__What the exercise asks__: Could you write the next part of the passage on genetic engineering proteins, picking up after its final sentence?

__Extract__:
The GE protein database 214 includes data describing sequences of proteins that are known to be used in genetic engineering. Such proteins may include proteins used for selection, reporting, protein purification, or other genetic engineering purposes. Coding sequences for the proteins included in the GE protein database 214 may be described in published literature and/or known databases as being a component of a vector and/or other modular part during genetic engineering. For example, genetic engineering proteins may include selectable markers, reporters, transcription regulators, post-translation regulators, gene editing/delivery proteins, plasmid replication proteins, protein couplers, protein folders, polymerases, and/or viral packaging/assembly proteins.

Selectable markers may include a gene-encoded function that confers a selectable trait. As an example, a selectable marker may confer resistance to a specific antibiotic. As another example, a selectable marker may be composed of a toxin gene and its cognate antitoxin. As another example, a selectable marker may require a specific metabolite for growth or death (e.g., uracil auxotroph systems that enable selection through metabolic manipulation of the cell).

Reporters may include a gene-encoded function that is used in genetic engineering to indicate target gene transformation, expression of target gene, gene-gene interaction, or activity of a promoter or other genetic element. Reporter gene activities are easily measured through optical or other means. For example, an enzymatic reporter is a type of reporter in which the encoded gene is an enzyme such as beta galactosidase. The assay readout may be optically measured or measured by other means (e.g., radiological). As another example, a direct optical reporter is a type of reporter in which the encoded gene is a luminescent or other protein that can be directly measured optically. As yet another example, an analyte sensor is a type of reporter in which the encoded gene is a sensor of a specific analyte (e.g., calmodulin).

Transcription regulators may include a gene-encoded function that enables repression or activation of gene expression through binding of DNA elements upstream of the gene. Often, regulators are contained within operons. Transcription regulators may include repressors, which are a regulator protein that binds to the operator (a genetic sequence between the promoter and the expressed genes in an operon), thereby impeding RNA polymerase and thus gene expression. Repressors are often found in genetic engineering in combination with reporter genes or genes of interest to control gene expression. As another example, transcription regulators may include activators, which are a regulator protein that increases gene transcription, typically by binding to DNA elements upstream of a gene.

Post-translational regulators may include proteins that regulate the abundance of a target protein through promoting or avoiding degradation (e.g., ClpXP system or Ubiquitin).

Gene editing/delivery proteins may include a gene-encoded function that enables specific gene manipulation such as nucleases/recombinase or aiding in delivery of genetic material to different cell compartments (e.g., CRISPR, TALENS, Exonucleases, Cre recombinase, histone H2B). Often, such elements are encoded in vectors.

__Source data__:
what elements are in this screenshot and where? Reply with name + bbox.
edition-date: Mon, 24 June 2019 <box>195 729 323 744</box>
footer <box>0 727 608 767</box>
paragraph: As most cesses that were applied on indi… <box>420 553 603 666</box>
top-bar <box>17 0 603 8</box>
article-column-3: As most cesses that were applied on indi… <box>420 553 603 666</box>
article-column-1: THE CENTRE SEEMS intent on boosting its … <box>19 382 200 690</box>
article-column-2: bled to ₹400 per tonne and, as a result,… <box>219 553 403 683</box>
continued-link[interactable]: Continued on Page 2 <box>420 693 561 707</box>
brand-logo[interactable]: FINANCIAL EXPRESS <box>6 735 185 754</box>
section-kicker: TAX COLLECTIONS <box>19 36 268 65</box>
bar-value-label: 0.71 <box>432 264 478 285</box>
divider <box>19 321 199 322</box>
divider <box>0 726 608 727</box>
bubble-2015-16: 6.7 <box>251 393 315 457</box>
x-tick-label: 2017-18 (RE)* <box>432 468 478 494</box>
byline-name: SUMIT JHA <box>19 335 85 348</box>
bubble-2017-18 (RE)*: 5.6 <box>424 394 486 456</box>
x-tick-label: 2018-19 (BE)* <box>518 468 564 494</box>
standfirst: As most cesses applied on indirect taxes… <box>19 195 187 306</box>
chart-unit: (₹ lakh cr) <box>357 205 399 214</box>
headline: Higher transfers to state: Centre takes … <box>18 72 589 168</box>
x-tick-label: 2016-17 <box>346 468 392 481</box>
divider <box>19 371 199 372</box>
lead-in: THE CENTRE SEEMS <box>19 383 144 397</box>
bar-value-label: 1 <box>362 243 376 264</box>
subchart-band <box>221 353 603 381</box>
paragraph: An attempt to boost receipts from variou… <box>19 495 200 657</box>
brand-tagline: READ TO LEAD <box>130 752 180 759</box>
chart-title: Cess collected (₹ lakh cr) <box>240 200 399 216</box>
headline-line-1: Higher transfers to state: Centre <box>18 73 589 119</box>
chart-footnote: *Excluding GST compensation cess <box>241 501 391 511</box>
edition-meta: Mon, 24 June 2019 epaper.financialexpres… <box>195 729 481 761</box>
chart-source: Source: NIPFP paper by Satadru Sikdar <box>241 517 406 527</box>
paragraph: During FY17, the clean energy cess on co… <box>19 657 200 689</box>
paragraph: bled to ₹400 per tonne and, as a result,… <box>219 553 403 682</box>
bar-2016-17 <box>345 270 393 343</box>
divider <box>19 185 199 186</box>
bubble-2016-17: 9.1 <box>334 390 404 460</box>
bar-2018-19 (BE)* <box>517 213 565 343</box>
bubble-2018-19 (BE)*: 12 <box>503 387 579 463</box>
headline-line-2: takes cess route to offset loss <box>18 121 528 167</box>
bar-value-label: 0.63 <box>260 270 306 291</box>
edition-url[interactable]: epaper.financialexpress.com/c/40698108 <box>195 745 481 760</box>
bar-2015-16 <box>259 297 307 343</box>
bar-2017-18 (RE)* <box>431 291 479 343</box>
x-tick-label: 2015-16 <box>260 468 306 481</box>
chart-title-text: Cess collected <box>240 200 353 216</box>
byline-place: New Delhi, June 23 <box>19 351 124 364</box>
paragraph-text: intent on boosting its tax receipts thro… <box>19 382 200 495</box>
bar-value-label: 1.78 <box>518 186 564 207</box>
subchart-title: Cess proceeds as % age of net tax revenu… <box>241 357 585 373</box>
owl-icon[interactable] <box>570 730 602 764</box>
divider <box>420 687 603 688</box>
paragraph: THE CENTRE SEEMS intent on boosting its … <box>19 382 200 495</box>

__Reply to the task__:
Plasmid replication proteins may include specific proteins involved in DNA replication origin or replication in plasmids. Such proteins can be encoded in broad host range plasmids (i.e., host-independent).

Protein couplers may include a specific function that leverages specific protein-protein or protein-ligand affinity interaction. Often, such elements are found in vectors coupled to proteins of interest to increase solubility or aid in purification, detection (e.g., streptavidin, maltose binding protein), display (e.g., coat protein for phage display), or are recombinantly produced for affinity resins (e.g., Protein A).

A protein folder may include a protein function used during protein expression to aid in folding the target protein correctly. A polymerase may include a specific polymerase such as T7 polymerase used in genetic engineering for protein production that may be found in vectors or other mobile genetic elements. Viral packaging/assembly proteins may include proteins used in the packaging of viruses to enable replication with a host for GE purposes such as creating stable cell lines (e.g., proteins that aid in packaging of human immunodeficiency virus in stable cell lines).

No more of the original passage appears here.